**WHAT IS NEEDED:**
Leave out the images and repeat the listing below without a single change.

**STORED RECORDS:**
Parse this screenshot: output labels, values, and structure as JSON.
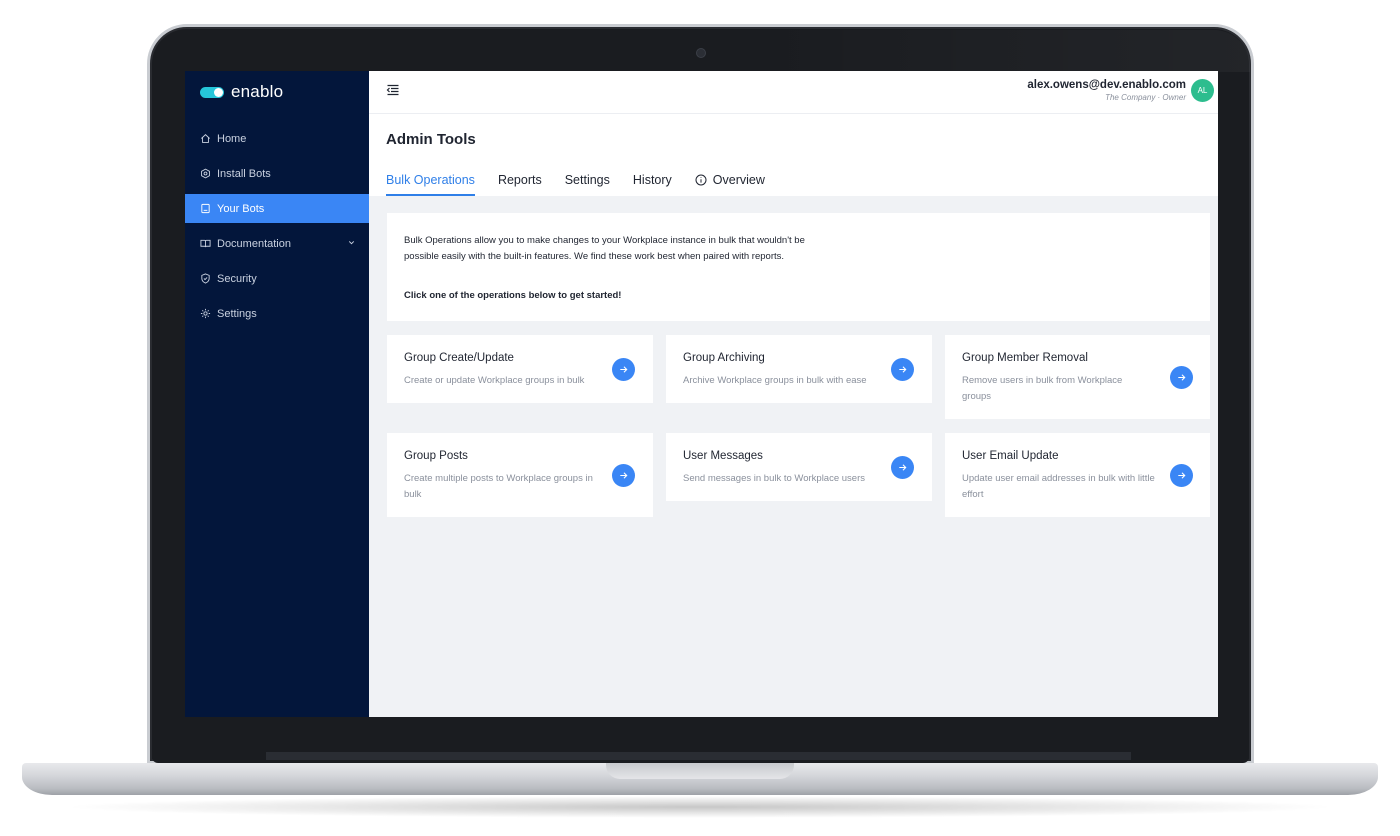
{
  "brand": {
    "name": "enablo",
    "logo_color": "#26c6da"
  },
  "sidebar": {
    "items": [
      {
        "label": "Home",
        "icon": "home-icon"
      },
      {
        "label": "Install Bots",
        "icon": "install-icon"
      },
      {
        "label": "Your Bots",
        "icon": "bot-icon",
        "active": true
      },
      {
        "label": "Documentation",
        "icon": "book-icon",
        "has_submenu": true
      },
      {
        "label": "Security",
        "icon": "shield-icon"
      },
      {
        "label": "Settings",
        "icon": "gear-icon"
      }
    ]
  },
  "header": {
    "menu_icon": "menu-collapse-icon",
    "user_email": "alex.owens@dev.enablo.com",
    "user_role": "The Company · Owner",
    "avatar_initials": "AL",
    "avatar_color": "#2dbd8e"
  },
  "page": {
    "title": "Admin Tools",
    "tabs": [
      {
        "label": "Bulk Operations",
        "active": true
      },
      {
        "label": "Reports"
      },
      {
        "label": "Settings"
      },
      {
        "label": "History"
      },
      {
        "label": "Overview",
        "icon": "info-icon"
      }
    ]
  },
  "intro": {
    "text": "Bulk Operations allow you to make changes to your Workplace instance in bulk that wouldn't be possible easily with the built-in features. We find these work best when paired with reports.",
    "cta": "Click one of the operations below to get started!"
  },
  "operations": [
    {
      "title": "Group Create/Update",
      "description": "Create or update Workplace groups in bulk"
    },
    {
      "title": "Group Archiving",
      "description": "Archive Workplace groups in bulk with ease"
    },
    {
      "title": "Group Member Removal",
      "description": "Remove users in bulk from Workplace groups"
    },
    {
      "title": "Group Posts",
      "description": "Create multiple posts to Workplace groups in bulk"
    },
    {
      "title": "User Messages",
      "description": "Send messages in bulk to Workplace users"
    },
    {
      "title": "User Email Update",
      "description": "Update user email addresses in bulk with little effort"
    }
  ],
  "colors": {
    "sidebar_bg": "#03163b",
    "accent": "#3a86f5",
    "tab_active": "#2f7fe8",
    "content_bg": "#f0f2f5"
  }
}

**COMPLETED EXERCISE:**
Parse this screenshot: output labels, values, and structure as JSON.
{
  "brand": {
    "name": "enablo",
    "logo_color": "#26c6da"
  },
  "sidebar": {
    "items": [
      {
        "label": "Home",
        "icon": "home-icon"
      },
      {
        "label": "Install Bots",
        "icon": "install-icon"
      },
      {
        "label": "Your Bots",
        "icon": "bot-icon",
        "active": true
      },
      {
        "label": "Documentation",
        "icon": "book-icon",
        "has_submenu": true
      },
      {
        "label": "Security",
        "icon": "shield-icon"
      },
      {
        "label": "Settings",
        "icon": "gear-icon"
      }
    ]
  },
  "header": {
    "menu_icon": "menu-collapse-icon",
    "user_email": "alex.owens@dev.enablo.com",
    "user_role": "The Company · Owner",
    "avatar_initials": "AL",
    "avatar_color": "#2dbd8e"
  },
  "page": {
    "title": "Admin Tools",
    "tabs": [
      {
        "label": "Bulk Operations",
        "active": true
      },
      {
        "label": "Reports"
      },
      {
        "label": "Settings"
      },
      {
        "label": "History"
      },
      {
        "label": "Overview",
        "icon": "info-icon"
      }
    ]
  },
  "intro": {
    "text": "Bulk Operations allow you to make changes to your Workplace instance in bulk that wouldn't be possible easily with the built-in features. We find these work best when paired with reports.",
    "cta": "Click one of the operations below to get started!"
  },
  "operations": [
    {
      "title": "Group Create/Update",
      "description": "Create or update Workplace groups in bulk"
    },
    {
      "title": "Group Archiving",
      "description": "Archive Workplace groups in bulk with ease"
    },
    {
      "title": "Group Member Removal",
      "description": "Remove users in bulk from Workplace groups"
    },
    {
      "title": "Group Posts",
      "description": "Create multiple posts to Workplace groups in bulk"
    },
    {
      "title": "User Messages",
      "description": "Send messages in bulk to Workplace users"
    },
    {
      "title": "User Email Update",
      "description": "Update user email addresses in bulk with little effort"
    }
  ],
  "colors": {
    "sidebar_bg": "#03163b",
    "accent": "#3a86f5",
    "tab_active": "#2f7fe8",
    "content_bg": "#f0f2f5"
  }
}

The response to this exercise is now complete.